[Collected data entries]
-- Start --

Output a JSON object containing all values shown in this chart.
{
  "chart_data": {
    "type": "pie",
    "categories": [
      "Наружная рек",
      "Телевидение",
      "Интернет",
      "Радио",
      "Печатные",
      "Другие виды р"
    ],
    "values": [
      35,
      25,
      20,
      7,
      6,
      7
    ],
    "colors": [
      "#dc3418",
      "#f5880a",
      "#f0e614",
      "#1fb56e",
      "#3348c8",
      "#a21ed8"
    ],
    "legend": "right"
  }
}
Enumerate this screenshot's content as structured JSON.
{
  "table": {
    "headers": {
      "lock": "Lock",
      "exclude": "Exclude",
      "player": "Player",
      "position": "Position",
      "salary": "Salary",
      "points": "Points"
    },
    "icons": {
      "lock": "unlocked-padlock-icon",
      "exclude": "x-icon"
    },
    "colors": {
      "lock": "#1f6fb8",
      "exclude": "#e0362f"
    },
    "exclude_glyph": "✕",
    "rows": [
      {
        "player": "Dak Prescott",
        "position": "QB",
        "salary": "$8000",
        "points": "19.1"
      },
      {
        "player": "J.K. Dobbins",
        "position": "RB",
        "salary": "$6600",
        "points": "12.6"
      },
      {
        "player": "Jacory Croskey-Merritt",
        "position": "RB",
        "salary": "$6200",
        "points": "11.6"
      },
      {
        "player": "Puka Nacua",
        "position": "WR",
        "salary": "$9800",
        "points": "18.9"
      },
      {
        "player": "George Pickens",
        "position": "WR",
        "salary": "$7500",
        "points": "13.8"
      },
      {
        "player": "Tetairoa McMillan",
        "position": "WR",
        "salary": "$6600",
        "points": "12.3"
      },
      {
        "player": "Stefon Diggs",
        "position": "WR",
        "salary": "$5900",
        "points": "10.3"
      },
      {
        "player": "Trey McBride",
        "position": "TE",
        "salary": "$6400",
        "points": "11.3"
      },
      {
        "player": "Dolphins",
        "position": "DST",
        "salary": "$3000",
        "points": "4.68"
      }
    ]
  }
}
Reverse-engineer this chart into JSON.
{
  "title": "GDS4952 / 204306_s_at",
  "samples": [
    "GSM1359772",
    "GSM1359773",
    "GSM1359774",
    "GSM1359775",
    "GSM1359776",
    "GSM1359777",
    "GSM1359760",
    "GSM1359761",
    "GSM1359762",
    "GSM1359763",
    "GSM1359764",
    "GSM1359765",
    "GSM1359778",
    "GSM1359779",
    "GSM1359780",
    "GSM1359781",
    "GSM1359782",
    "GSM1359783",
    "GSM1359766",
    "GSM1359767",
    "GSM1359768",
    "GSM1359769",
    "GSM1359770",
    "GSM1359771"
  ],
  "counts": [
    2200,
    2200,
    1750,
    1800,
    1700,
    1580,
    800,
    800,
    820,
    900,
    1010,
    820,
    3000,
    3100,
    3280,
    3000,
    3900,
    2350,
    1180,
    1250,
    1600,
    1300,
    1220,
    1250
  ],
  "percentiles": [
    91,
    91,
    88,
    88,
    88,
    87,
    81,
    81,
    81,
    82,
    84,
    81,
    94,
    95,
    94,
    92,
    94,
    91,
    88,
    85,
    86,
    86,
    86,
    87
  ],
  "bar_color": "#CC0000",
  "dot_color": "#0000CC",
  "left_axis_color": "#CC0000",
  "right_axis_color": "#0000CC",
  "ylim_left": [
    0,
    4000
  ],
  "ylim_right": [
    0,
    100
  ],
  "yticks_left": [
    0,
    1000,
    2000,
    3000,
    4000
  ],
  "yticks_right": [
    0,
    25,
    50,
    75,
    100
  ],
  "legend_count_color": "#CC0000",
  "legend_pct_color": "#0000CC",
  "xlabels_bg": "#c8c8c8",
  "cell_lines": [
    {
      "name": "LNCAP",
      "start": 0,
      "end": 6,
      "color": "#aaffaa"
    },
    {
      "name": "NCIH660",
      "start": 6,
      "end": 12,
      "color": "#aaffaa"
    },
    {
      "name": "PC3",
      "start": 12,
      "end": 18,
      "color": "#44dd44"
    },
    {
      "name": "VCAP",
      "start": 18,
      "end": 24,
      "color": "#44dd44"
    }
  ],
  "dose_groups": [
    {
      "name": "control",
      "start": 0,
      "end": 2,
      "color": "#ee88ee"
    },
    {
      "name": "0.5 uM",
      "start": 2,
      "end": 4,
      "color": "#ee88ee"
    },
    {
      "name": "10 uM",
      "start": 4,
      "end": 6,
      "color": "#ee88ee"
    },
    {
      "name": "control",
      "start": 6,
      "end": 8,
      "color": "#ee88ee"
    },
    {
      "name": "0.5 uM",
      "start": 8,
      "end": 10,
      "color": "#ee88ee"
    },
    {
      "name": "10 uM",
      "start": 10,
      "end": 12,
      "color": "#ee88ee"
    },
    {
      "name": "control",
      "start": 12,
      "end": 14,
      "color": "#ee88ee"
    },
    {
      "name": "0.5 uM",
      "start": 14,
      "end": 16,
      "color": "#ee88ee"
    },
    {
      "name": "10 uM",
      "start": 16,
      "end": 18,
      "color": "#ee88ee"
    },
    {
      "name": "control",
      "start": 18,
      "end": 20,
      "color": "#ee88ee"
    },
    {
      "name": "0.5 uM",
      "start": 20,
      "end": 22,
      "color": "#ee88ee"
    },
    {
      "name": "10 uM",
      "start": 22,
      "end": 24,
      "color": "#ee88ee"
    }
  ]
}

-- End --

▸ Task to complete: Select from the material above each line in which the string "lock" appears, and list those lines.

▸ Expected answer:
      "lock": "Lock",
      "lock": "unlocked-padlock-icon",
      "lock": "#1f6fb8",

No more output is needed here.